_Your goal:_ Select and copy out every line in the records containing "name".

_Exercise data:_
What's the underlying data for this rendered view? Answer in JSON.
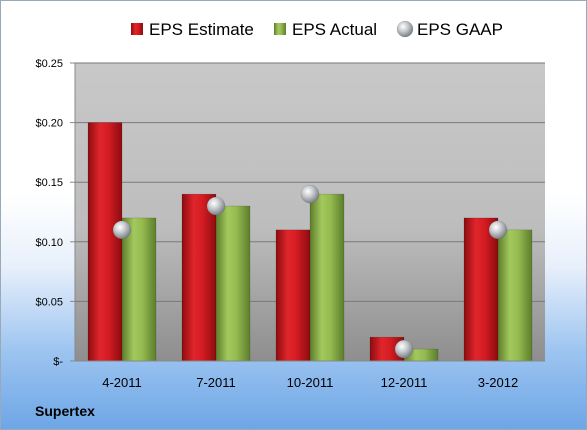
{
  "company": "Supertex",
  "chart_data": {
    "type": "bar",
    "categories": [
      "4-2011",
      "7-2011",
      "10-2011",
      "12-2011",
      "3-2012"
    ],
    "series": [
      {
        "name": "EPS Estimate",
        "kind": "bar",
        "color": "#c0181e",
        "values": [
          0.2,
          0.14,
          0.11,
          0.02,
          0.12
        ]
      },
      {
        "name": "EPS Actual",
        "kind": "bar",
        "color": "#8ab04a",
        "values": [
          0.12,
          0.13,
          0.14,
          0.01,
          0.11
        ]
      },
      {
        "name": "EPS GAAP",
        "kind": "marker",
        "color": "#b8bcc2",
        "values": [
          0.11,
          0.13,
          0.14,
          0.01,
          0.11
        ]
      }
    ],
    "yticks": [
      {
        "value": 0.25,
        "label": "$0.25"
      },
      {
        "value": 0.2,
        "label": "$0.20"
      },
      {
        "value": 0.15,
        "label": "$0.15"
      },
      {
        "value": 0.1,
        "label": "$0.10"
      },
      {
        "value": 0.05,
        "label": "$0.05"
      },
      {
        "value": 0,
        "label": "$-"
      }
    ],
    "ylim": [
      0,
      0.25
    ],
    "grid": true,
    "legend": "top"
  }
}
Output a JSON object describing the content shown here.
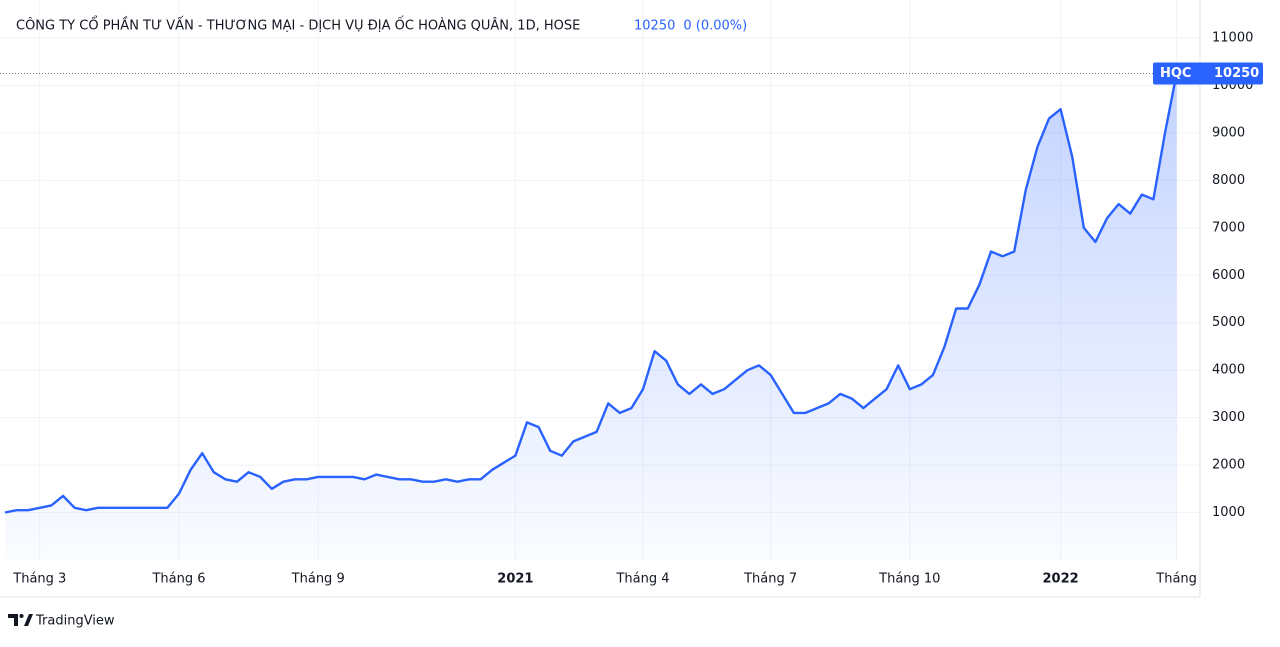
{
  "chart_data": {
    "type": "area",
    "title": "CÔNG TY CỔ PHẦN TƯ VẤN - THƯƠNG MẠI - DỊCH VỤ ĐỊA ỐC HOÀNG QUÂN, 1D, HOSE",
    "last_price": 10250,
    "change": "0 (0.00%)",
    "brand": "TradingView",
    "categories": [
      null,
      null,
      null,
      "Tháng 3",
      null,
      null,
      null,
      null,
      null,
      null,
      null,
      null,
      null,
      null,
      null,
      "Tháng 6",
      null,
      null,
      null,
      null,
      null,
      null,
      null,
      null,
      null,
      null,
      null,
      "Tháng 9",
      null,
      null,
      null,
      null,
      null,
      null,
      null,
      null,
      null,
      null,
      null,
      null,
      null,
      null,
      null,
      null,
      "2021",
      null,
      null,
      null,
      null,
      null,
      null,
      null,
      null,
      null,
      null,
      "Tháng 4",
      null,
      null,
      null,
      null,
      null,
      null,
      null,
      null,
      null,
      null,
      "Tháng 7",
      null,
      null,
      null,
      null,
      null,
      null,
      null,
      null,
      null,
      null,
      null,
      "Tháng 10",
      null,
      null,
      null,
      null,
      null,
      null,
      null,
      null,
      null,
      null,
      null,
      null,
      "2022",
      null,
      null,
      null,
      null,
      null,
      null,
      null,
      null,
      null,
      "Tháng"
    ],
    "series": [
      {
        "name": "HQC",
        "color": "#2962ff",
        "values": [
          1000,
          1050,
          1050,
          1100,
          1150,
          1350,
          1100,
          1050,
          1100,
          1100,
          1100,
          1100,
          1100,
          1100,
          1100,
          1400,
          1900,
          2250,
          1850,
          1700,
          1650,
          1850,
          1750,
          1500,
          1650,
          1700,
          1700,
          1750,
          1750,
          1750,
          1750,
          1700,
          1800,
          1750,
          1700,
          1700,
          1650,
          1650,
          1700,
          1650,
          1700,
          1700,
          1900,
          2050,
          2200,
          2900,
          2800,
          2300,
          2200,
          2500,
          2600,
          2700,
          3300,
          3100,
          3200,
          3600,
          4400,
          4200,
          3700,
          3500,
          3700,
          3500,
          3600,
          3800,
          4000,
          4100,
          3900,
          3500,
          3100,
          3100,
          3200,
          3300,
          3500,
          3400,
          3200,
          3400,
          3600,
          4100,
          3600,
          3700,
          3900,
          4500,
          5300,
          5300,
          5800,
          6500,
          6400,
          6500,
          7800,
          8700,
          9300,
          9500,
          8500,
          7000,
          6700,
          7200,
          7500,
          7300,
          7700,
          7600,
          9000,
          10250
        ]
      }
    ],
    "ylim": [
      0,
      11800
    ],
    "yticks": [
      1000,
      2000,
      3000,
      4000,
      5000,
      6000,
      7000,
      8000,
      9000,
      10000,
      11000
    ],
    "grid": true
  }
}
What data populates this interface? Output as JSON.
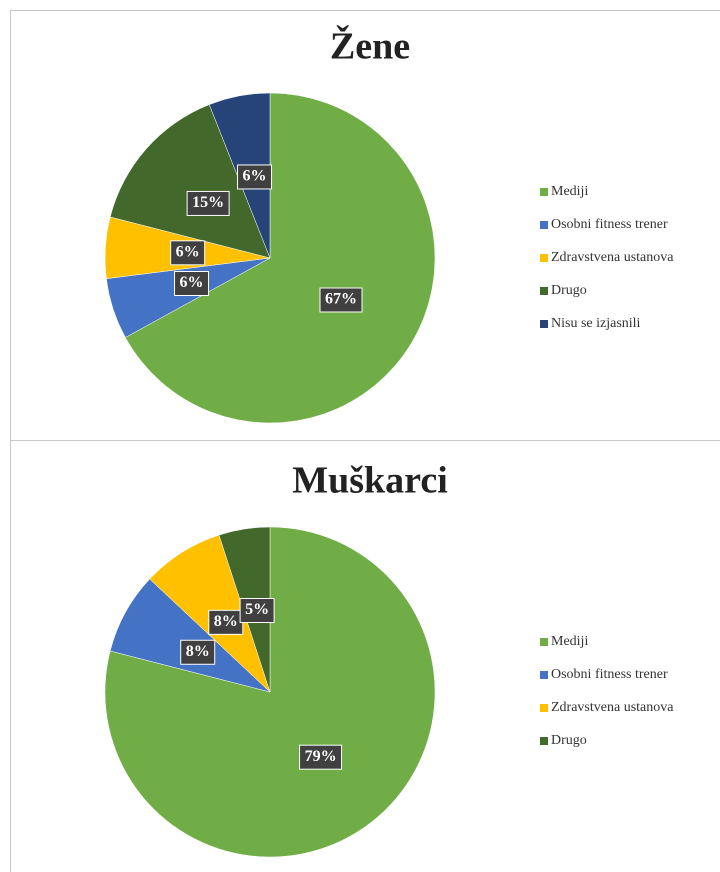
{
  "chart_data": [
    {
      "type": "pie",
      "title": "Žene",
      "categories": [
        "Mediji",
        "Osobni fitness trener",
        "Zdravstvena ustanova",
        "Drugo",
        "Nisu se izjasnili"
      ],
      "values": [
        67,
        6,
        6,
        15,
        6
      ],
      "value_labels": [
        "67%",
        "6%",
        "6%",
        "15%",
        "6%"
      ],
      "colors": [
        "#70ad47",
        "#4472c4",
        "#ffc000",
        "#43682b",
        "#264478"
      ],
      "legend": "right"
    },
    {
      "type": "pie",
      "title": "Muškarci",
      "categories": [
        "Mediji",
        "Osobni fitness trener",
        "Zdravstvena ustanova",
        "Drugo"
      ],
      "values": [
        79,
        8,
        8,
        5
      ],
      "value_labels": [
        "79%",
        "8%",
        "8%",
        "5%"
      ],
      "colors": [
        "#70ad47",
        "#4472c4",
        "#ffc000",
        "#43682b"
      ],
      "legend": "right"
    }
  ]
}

_Expected output:_
        "name": "EPS Estimate",
        "name": "EPS Actual",
        "name": "EPS GAAP",
        "name": "HQC",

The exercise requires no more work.